» **Task statement**
Make an exact copy of the lines below.

» **Material provided**
[START]
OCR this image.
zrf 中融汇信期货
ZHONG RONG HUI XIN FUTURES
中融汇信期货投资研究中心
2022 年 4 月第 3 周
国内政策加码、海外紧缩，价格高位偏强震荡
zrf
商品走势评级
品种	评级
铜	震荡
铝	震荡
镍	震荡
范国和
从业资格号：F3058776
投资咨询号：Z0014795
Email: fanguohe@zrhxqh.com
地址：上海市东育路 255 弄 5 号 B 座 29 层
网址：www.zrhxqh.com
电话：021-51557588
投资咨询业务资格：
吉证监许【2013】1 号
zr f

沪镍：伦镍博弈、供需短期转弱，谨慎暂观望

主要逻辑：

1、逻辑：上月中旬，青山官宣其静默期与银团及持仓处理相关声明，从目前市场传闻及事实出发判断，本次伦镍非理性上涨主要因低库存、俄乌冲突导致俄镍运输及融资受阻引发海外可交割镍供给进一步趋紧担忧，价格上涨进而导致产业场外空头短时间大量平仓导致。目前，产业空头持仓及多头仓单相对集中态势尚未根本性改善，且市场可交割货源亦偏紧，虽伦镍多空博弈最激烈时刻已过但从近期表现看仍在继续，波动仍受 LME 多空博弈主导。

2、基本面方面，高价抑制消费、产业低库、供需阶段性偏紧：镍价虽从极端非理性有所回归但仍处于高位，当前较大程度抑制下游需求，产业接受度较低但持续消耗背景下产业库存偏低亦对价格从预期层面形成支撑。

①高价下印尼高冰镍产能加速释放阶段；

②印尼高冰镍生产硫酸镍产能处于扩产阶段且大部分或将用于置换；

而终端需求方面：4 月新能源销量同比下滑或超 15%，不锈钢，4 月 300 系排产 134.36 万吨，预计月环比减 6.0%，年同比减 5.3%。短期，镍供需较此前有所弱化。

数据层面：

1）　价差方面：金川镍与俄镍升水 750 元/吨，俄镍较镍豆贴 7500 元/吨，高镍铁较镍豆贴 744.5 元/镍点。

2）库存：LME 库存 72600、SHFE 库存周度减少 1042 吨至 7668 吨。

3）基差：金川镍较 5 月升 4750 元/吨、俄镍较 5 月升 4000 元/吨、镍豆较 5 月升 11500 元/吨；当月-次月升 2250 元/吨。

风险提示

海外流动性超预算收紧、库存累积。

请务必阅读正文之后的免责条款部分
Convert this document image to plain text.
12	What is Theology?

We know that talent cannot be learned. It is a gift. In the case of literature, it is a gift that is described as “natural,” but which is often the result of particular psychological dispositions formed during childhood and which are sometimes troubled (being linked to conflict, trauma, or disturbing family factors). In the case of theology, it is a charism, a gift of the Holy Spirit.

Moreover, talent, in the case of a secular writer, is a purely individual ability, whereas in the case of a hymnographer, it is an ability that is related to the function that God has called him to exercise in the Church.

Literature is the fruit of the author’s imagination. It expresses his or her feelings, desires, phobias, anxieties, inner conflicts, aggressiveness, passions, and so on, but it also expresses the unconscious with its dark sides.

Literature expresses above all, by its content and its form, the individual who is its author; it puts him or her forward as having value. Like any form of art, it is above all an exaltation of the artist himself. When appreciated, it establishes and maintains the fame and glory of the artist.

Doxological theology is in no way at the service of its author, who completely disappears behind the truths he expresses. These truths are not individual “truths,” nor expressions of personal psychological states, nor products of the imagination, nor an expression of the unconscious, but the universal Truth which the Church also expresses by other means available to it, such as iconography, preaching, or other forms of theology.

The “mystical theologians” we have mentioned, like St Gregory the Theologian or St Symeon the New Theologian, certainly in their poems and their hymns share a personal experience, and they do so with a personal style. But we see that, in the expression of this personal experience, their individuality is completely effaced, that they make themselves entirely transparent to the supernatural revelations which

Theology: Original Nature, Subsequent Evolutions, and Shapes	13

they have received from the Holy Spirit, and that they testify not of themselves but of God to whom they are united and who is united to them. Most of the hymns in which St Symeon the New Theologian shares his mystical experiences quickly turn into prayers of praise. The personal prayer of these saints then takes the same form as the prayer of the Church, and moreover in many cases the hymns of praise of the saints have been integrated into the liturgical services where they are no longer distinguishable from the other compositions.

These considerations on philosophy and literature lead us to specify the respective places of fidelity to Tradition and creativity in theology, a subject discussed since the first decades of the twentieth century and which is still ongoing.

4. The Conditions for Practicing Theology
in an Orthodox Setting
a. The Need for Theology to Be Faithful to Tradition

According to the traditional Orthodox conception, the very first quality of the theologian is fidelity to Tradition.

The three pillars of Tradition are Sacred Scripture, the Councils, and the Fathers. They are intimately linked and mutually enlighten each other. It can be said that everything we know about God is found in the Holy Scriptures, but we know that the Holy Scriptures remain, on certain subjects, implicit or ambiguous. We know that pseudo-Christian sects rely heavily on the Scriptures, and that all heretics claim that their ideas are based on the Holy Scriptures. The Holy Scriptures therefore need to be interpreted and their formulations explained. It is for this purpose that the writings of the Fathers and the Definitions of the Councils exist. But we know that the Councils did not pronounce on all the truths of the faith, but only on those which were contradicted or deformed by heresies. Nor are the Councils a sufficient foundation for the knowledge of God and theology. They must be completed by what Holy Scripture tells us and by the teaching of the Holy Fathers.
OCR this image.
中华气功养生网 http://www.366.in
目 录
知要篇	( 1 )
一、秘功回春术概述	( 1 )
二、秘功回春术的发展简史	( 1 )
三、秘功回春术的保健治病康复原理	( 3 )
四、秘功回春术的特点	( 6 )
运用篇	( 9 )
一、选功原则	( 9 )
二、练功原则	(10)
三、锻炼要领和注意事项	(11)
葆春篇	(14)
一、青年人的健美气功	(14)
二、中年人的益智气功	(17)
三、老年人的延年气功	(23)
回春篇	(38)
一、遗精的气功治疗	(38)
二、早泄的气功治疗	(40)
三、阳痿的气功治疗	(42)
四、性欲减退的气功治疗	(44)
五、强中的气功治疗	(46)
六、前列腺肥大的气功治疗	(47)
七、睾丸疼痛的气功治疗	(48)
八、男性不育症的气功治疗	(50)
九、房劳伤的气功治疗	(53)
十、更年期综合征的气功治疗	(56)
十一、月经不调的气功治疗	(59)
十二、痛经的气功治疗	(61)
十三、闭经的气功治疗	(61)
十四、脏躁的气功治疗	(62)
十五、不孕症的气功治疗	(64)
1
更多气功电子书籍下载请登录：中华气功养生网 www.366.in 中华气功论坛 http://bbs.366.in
[END]
» **Expected output**
OCR this image.
zrf 中融汇信期货
ZHONG RONG HUI XIN FUTURES
中融汇信期货投资研究中心
2022 年 4 月第 3 周
国内政策加码、海外紧缩，价格高位偏强震荡
zrf
商品走势评级
品种	评级
铜	震荡
铝	震荡
镍	震荡
范国和
从业资格号：F3058776
投资咨询号：Z0014795
Email: fanguohe@zrhxqh.com
地址：上海市东育路 255 弄 5 号 B 座 29 层
网址：www.zrhxqh.com
电话：021-51557588
投资咨询业务资格：
吉证监许【2013】1 号
zr f

沪镍：伦镍博弈、供需短期转弱，谨慎暂观望

主要逻辑：

1、逻辑：上月中旬，青山官宣其静默期与银团及持仓处理相关声明，从目前市场传闻及事实出发判断，本次伦镍非理性上涨主要因低库存、俄乌冲突导致俄镍运输及融资受阻引发海外可交割镍供给进一步趋紧担忧，价格上涨进而导致产业场外空头短时间大量平仓导致。目前，产业空头持仓及多头仓单相对集中态势尚未根本性改善，且市场可交割货源亦偏紧，虽伦镍多空博弈最激烈时刻已过但从近期表现看仍在继续，波动仍受 LME 多空博弈主导。

2、基本面方面，高价抑制消费、产业低库、供需阶段性偏紧：镍价虽从极端非理性有所回归但仍处于高位，当前较大程度抑制下游需求，产业接受度较低但持续消耗背景下产业库存偏低亦对价格从预期层面形成支撑。

①高价下印尼高冰镍产能加速释放阶段；

②印尼高冰镍生产硫酸镍产能处于扩产阶段且大部分或将用于置换；

而终端需求方面：4 月新能源销量同比下滑或超 15%，不锈钢，4 月 300 系排产 134.36 万吨，预计月环比减 6.0%，年同比减 5.3%。短期，镍供需较此前有所弱化。

数据层面：

1）　价差方面：金川镍与俄镍升水 750 元/吨，俄镍较镍豆贴 7500 元/吨，高镍铁较镍豆贴 744.5 元/镍点。

2）库存：LME 库存 72600、SHFE 库存周度减少 1042 吨至 7668 吨。

3）基差：金川镍较 5 月升 4750 元/吨、俄镍较 5 月升 4000 元/吨、镍豆较 5 月升 11500 元/吨；当月-次月升 2250 元/吨。

风险提示

海外流动性超预算收紧、库存累积。

请务必阅读正文之后的免责条款部分
Convert this document image to plain text.
12	What is Theology?

We know that talent cannot be learned. It is a gift. In the case of literature, it is a gift that is described as “natural,” but which is often the result of particular psychological dispositions formed during childhood and which are sometimes troubled (being linked to conflict, trauma, or disturbing family factors). In the case of theology, it is a charism, a gift of the Holy Spirit.

Moreover, talent, in the case of a secular writer, is a purely individual ability, whereas in the case of a hymnographer, it is an ability that is related to the function that God has called him to exercise in the Church.

Literature is the fruit of the author’s imagination. It expresses his or her feelings, desires, phobias, anxieties, inner conflicts, aggressiveness, passions, and so on, but it also expresses the unconscious with its dark sides.

Literature expresses above all, by its content and its form, the individual who is its author; it puts him or her forward as having value. Like any form of art, it is above all an exaltation of the artist himself. When appreciated, it establishes and maintains the fame and glory of the artist.

Doxological theology is in no way at the service of its author, who completely disappears behind the truths he expresses. These truths are not individual “truths,” nor expressions of personal psychological states, nor products of the imagination, nor an expression of the unconscious, but the universal Truth which the Church also expresses by other means available to it, such as iconography, preaching, or other forms of theology.

The “mystical theologians” we have mentioned, like St Gregory the Theologian or St Symeon the New Theologian, certainly in their poems and their hymns share a personal experience, and they do so with a personal style. But we see that, in the expression of this personal experience, their individuality is completely effaced, that they make themselves entirely transparent to the supernatural revelations which

Theology: Original Nature, Subsequent Evolutions, and Shapes	13

they have received from the Holy Spirit, and that they testify not of themselves but of God to whom they are united and who is united to them. Most of the hymns in which St Symeon the New Theologian shares his mystical experiences quickly turn into prayers of praise. The personal prayer of these saints then takes the same form as the prayer of the Church, and moreover in many cases the hymns of praise of the saints have been integrated into the liturgical services where they are no longer distinguishable from the other compositions.

These considerations on philosophy and literature lead us to specify the respective places of fidelity to Tradition and creativity in theology, a subject discussed since the first decades of the twentieth century and which is still ongoing.

4. The Conditions for Practicing Theology
in an Orthodox Setting
a. The Need for Theology to Be Faithful to Tradition

According to the traditional Orthodox conception, the very first quality of the theologian is fidelity to Tradition.

The three pillars of Tradition are Sacred Scripture, the Councils, and the Fathers. They are intimately linked and mutually enlighten each other. It can be said that everything we know about God is found in the Holy Scriptures, but we know that the Holy Scriptures remain, on certain subjects, implicit or ambiguous. We know that pseudo-Christian sects rely heavily on the Scriptures, and that all heretics claim that their ideas are based on the Holy Scriptures. The Holy Scriptures therefore need to be interpreted and their formulations explained. It is for this purpose that the writings of the Fathers and the Definitions of the Councils exist. But we know that the Councils did not pronounce on all the truths of the faith, but only on those which were contradicted or deformed by heresies. Nor are the Councils a sufficient foundation for the knowledge of God and theology. They must be completed by what Holy Scripture tells us and by the teaching of the Holy Fathers.
OCR this image.
中华气功养生网 http://www.366.in
目 录
知要篇	( 1 )
一、秘功回春术概述	( 1 )
二、秘功回春术的发展简史	( 1 )
三、秘功回春术的保健治病康复原理	( 3 )
四、秘功回春术的特点	( 6 )
运用篇	( 9 )
一、选功原则	( 9 )
二、练功原则	(10)
三、锻炼要领和注意事项	(11)
葆春篇	(14)
一、青年人的健美气功	(14)
二、中年人的益智气功	(17)
三、老年人的延年气功	(23)
回春篇	(38)
一、遗精的气功治疗	(38)
二、早泄的气功治疗	(40)
三、阳痿的气功治疗	(42)
四、性欲减退的气功治疗	(44)
五、强中的气功治疗	(46)
六、前列腺肥大的气功治疗	(47)
七、睾丸疼痛的气功治疗	(48)
八、男性不育症的气功治疗	(50)
九、房劳伤的气功治疗	(53)
十、更年期综合征的气功治疗	(56)
十一、月经不调的气功治疗	(59)
十二、痛经的气功治疗	(61)
十三、闭经的气功治疗	(61)
十四、脏躁的气功治疗	(62)
十五、不孕症的气功治疗	(64)
1
更多气功电子书籍下载请登录：中华气功养生网 www.366.in 中华气功论坛 http://bbs.366.in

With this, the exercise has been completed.